Your objective >>
Within the material below, find each line bearing the word "Harita" and present it.

Records supplied >>
============
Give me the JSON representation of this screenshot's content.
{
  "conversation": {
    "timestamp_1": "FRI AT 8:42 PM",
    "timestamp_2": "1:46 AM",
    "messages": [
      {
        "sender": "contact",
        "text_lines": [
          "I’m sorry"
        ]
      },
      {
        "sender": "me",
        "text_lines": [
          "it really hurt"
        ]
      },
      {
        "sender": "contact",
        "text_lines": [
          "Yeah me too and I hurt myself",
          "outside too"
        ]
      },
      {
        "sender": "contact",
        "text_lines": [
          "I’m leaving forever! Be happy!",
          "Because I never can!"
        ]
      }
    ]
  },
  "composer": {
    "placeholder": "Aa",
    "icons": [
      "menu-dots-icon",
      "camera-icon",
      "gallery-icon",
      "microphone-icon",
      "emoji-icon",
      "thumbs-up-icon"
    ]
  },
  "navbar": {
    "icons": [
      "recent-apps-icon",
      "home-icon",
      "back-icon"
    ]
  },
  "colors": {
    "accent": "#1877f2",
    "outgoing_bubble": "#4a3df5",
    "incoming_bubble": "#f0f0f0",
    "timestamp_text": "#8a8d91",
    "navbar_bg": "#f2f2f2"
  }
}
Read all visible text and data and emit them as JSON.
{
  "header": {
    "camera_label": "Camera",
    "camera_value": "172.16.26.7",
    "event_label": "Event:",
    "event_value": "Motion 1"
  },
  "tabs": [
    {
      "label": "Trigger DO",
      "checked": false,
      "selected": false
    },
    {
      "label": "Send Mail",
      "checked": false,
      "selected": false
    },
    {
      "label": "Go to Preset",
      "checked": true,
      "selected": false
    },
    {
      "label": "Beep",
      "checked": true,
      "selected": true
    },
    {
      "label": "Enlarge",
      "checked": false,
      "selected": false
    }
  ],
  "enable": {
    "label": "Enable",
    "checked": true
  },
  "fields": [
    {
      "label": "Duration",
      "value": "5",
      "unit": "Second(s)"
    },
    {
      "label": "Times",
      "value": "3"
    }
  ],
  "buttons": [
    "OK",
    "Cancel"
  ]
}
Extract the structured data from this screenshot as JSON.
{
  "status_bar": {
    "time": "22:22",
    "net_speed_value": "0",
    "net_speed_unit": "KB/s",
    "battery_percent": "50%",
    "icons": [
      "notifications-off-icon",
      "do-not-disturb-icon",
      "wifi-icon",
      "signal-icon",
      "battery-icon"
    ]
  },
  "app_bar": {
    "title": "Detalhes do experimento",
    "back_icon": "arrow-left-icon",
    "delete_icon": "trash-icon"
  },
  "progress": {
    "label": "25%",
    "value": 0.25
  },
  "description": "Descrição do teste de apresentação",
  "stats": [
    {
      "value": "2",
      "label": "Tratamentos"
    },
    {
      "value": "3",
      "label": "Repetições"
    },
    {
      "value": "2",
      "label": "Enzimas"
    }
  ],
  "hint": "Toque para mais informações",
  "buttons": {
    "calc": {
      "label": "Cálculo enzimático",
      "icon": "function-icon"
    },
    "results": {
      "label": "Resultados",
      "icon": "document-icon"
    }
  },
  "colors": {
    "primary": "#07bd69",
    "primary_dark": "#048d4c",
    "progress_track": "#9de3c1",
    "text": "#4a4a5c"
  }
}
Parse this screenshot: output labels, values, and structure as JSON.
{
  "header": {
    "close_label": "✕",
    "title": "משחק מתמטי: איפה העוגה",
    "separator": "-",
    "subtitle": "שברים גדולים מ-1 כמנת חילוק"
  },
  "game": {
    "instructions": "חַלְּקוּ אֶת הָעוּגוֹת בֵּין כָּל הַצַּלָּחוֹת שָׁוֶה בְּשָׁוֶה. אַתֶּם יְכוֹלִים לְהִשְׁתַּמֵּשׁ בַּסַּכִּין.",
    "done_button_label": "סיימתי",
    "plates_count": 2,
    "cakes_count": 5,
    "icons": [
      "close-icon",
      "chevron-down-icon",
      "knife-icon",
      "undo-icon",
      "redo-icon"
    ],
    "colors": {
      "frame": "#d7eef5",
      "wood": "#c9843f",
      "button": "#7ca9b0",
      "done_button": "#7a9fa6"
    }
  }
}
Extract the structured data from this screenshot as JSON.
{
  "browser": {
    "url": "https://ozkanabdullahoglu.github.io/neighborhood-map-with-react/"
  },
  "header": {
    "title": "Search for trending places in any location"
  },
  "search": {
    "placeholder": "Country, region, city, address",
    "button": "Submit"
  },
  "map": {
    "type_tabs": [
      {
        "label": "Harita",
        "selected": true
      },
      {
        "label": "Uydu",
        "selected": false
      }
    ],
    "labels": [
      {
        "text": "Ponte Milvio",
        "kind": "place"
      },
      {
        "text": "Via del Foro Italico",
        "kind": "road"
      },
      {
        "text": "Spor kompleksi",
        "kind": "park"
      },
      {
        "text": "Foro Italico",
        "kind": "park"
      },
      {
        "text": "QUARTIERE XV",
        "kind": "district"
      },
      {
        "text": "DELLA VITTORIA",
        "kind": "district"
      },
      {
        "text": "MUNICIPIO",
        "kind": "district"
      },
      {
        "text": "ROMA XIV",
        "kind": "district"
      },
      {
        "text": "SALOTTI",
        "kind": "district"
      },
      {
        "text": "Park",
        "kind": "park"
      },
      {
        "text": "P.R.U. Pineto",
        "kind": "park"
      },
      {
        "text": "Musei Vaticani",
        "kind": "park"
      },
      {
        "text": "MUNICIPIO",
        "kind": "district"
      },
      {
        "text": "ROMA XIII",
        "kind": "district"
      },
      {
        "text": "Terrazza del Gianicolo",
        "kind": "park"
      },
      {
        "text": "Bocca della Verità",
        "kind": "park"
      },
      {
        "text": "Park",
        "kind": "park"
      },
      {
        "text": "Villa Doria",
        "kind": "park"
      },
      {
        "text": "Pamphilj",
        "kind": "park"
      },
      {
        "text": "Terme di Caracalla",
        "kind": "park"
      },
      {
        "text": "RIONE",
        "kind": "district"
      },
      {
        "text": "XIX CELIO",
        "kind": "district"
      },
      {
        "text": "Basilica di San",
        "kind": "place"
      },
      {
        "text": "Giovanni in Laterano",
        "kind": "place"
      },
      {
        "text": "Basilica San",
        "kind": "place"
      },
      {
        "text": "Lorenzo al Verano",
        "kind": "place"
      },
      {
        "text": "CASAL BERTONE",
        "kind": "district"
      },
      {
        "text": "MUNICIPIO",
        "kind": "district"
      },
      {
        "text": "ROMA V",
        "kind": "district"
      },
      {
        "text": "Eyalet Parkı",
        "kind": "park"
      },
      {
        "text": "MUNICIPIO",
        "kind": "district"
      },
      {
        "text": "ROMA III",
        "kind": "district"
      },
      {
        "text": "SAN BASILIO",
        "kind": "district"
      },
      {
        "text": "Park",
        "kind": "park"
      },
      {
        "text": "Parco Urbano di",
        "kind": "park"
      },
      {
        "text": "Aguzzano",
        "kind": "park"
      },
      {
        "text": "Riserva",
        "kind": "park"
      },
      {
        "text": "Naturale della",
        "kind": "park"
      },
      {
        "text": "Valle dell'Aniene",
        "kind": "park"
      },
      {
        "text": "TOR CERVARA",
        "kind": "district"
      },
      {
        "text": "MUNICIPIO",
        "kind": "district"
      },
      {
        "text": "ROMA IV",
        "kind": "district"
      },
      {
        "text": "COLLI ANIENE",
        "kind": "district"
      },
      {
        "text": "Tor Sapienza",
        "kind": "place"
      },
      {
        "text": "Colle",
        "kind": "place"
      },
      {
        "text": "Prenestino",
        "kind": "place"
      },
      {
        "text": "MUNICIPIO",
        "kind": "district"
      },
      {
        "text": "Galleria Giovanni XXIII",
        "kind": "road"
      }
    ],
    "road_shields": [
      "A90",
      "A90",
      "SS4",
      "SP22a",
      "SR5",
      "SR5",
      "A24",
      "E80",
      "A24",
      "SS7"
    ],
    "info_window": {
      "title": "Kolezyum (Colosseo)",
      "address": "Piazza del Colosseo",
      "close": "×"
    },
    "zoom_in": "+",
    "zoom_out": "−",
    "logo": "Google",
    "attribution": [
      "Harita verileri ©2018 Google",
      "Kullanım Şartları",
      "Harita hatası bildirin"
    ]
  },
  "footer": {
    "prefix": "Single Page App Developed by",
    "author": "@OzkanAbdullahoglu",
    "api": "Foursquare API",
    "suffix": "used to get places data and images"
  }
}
============
The completed task >>
        "label": "Harita",
      "Harita verileri ©2018 Google",
      "Harita hatası bildirin"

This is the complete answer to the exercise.